Saved data entries:

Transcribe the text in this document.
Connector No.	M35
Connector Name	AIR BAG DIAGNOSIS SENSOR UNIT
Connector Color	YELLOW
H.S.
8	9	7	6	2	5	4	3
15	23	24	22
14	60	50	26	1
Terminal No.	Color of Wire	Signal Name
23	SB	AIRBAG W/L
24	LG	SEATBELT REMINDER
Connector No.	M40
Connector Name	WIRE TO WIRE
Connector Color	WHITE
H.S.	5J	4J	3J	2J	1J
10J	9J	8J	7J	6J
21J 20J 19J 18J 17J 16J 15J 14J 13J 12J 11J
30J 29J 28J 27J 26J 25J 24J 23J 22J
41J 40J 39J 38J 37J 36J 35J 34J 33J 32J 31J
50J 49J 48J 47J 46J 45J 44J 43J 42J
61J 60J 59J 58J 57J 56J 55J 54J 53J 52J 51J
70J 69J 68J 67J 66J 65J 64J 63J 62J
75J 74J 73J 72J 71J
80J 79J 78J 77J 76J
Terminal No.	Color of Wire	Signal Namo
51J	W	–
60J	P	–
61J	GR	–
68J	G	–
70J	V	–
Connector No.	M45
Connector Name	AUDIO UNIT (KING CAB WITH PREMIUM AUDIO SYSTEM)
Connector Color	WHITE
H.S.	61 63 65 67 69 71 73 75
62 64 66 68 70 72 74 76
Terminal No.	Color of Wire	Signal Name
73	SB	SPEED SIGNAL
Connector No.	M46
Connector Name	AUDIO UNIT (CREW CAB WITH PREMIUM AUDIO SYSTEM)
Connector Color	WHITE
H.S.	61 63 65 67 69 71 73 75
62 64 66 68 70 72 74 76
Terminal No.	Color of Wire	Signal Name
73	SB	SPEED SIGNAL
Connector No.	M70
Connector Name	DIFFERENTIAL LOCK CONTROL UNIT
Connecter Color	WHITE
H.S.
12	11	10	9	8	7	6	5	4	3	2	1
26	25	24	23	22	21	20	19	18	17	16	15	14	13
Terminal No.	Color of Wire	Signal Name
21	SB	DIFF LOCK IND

> _Goal of the exercise_
Check each line of the data above for the word "UNIT" and say how many lines have it. Give the number alone.

> _Exercise result_
4